» **What you will do**
Search the listing below for the string "Owner" and show each line that contains it.

» **Records supplied**
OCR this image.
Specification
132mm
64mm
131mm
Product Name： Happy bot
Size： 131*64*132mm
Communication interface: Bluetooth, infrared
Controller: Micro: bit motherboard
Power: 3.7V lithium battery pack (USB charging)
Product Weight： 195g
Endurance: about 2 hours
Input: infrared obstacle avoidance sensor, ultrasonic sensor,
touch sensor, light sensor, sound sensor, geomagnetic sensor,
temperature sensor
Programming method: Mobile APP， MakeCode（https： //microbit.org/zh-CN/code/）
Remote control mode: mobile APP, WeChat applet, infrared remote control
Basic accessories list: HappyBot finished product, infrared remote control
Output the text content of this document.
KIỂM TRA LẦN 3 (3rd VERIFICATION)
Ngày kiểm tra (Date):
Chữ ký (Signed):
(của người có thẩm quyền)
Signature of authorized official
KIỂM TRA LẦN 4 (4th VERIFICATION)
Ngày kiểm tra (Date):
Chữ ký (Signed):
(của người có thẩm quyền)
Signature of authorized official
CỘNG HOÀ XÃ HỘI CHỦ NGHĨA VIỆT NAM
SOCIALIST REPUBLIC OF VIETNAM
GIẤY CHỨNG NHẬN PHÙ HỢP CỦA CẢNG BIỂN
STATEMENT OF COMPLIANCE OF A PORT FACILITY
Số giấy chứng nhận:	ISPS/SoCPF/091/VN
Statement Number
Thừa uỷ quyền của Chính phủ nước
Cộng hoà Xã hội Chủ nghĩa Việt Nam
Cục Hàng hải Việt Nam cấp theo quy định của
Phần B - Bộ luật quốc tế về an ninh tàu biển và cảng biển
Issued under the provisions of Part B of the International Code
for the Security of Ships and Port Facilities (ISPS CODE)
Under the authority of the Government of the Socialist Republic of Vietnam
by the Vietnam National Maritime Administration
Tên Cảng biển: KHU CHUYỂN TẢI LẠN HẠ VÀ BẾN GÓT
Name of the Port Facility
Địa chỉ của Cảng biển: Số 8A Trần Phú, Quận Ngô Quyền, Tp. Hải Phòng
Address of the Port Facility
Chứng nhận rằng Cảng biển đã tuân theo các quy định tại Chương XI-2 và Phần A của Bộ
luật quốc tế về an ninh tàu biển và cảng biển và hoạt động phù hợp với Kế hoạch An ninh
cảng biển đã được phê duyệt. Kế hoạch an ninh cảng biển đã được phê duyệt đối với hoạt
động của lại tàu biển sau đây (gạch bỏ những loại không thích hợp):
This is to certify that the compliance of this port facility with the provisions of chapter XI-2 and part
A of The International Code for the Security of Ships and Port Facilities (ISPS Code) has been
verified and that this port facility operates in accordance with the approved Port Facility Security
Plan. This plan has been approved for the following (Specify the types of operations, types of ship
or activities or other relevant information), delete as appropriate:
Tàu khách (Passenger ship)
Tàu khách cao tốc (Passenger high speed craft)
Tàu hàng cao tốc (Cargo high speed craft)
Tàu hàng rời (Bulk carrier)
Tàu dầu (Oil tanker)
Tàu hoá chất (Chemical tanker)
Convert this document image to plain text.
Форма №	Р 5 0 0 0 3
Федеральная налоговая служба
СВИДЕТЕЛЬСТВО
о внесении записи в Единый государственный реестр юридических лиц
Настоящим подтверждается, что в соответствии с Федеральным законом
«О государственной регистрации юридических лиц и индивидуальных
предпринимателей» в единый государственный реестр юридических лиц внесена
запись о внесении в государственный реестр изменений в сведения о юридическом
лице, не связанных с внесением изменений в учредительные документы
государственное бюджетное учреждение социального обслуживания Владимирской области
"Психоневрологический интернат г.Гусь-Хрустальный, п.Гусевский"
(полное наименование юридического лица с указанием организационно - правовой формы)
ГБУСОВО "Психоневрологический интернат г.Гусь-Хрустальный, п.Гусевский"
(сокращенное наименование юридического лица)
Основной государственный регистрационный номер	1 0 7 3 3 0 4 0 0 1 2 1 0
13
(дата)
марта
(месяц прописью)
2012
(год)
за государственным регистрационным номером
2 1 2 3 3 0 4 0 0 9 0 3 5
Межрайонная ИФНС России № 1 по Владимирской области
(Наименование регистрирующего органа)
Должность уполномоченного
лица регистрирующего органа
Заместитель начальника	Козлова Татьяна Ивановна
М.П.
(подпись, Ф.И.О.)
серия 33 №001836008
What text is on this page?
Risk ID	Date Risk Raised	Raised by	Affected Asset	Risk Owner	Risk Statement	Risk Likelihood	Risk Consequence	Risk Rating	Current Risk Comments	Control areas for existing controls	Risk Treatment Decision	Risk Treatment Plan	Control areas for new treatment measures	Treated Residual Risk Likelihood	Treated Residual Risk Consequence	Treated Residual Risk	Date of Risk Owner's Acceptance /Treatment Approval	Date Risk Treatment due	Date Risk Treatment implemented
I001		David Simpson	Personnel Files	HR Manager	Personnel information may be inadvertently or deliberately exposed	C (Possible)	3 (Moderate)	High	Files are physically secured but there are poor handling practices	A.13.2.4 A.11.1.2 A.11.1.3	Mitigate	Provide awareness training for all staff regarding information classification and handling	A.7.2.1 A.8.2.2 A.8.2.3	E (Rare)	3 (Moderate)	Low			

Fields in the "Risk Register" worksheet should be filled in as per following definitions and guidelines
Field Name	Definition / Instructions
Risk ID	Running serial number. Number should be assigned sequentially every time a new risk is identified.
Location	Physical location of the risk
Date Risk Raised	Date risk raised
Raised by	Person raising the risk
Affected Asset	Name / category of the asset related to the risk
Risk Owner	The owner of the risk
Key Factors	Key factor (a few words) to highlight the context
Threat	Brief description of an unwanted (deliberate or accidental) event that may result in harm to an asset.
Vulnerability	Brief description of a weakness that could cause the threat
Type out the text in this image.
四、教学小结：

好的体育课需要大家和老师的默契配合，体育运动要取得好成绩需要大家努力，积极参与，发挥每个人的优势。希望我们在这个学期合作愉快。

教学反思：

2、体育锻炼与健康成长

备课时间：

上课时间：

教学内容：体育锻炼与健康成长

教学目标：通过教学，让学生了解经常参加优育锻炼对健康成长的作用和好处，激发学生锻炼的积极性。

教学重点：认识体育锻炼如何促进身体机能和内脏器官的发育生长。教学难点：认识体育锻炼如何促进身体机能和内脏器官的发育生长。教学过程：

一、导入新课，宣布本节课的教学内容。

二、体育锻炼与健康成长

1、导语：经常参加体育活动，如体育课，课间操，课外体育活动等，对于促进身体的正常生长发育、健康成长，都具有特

» **Result for this task**
Risk ID	Date Risk Raised	Raised by	Affected Asset	Risk Owner	Risk Statement	Risk Likelihood	Risk Consequence	Risk Rating	Current Risk Comments	Control areas for existing controls	Risk Treatment Decision	Risk Treatment Plan	Control areas for new treatment measures	Treated Residual Risk Likelihood	Treated Residual Risk Consequence	Treated Residual Risk	Date of Risk Owner's Acceptance /Treatment Approval	Date Risk Treatment due	Date Risk Treatment implemented
Risk Owner	The owner of the risk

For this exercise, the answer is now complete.